** Begin EXTRACTED ENTRIES **
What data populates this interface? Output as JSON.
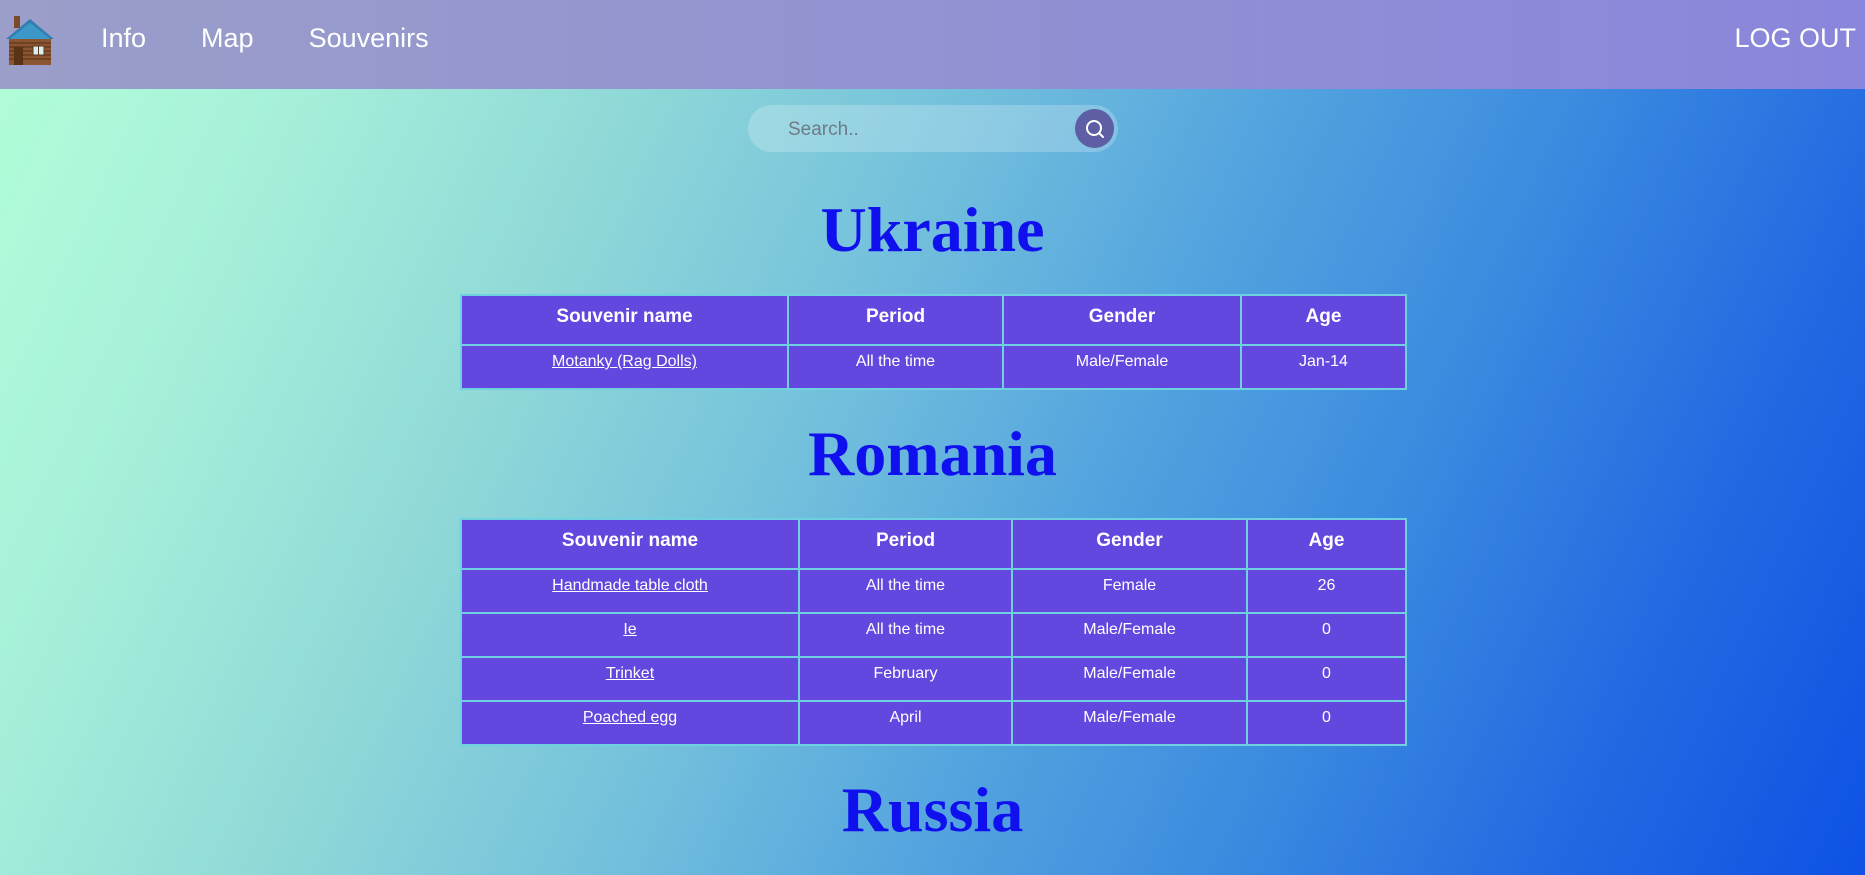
{
  "nav": {
    "links": [
      "Info",
      "Map",
      "Souvenirs"
    ],
    "logout": "LOG OUT"
  },
  "search": {
    "placeholder": "Search..",
    "value": ""
  },
  "columns": [
    "Souvenir name",
    "Period",
    "Gender",
    "Age"
  ],
  "sections": [
    {
      "country": "Ukraine",
      "rows": [
        {
          "name": "Motanky (Rag Dolls)",
          "period": "All the time",
          "gender": "Male/Female",
          "age": "Jan-14"
        }
      ]
    },
    {
      "country": "Romania",
      "rows": [
        {
          "name": "Handmade table cloth",
          "period": "All the time",
          "gender": "Female",
          "age": "26"
        },
        {
          "name": "Ie",
          "period": "All the time",
          "gender": "Male/Female",
          "age": "0"
        },
        {
          "name": "Trinket",
          "period": "February",
          "gender": "Male/Female",
          "age": "0"
        },
        {
          "name": "Poached egg",
          "period": "April",
          "gender": "Male/Female",
          "age": "0"
        }
      ]
    },
    {
      "country": "Russia",
      "rows": []
    }
  ],
  "colors": {
    "table_bg": "#6447de",
    "table_border": "#6fd0e0",
    "title": "#1010ee",
    "navbar": "#9294d1"
  },
  "icons": {
    "logo": "log-cabin-icon",
    "search": "search-icon"
  }
}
** End EXTRACTED ENTRIES **
* **SHORT PROBLEM**
Copy every line of the data exactly as written, excluding the pictures.

* **RESULT**
What data populates this interface? Output as JSON.
{
  "nav": {
    "links": [
      "Info",
      "Map",
      "Souvenirs"
    ],
    "logout": "LOG OUT"
  },
  "search": {
    "placeholder": "Search..",
    "value": ""
  },
  "columns": [
    "Souvenir name",
    "Period",
    "Gender",
    "Age"
  ],
  "sections": [
    {
      "country": "Ukraine",
      "rows": [
        {
          "name": "Motanky (Rag Dolls)",
          "period": "All the time",
          "gender": "Male/Female",
          "age": "Jan-14"
        }
      ]
    },
    {
      "country": "Romania",
      "rows": [
        {
          "name": "Handmade table cloth",
          "period": "All the time",
          "gender": "Female",
          "age": "26"
        },
        {
          "name": "Ie",
          "period": "All the time",
          "gender": "Male/Female",
          "age": "0"
        },
        {
          "name": "Trinket",
          "period": "February",
          "gender": "Male/Female",
          "age": "0"
        },
        {
          "name": "Poached egg",
          "period": "April",
          "gender": "Male/Female",
          "age": "0"
        }
      ]
    },
    {
      "country": "Russia",
      "rows": []
    }
  ],
  "colors": {
    "table_bg": "#6447de",
    "table_border": "#6fd0e0",
    "title": "#1010ee",
    "navbar": "#9294d1"
  },
  "icons": {
    "logo": "log-cabin-icon",
    "search": "search-icon"
  }
}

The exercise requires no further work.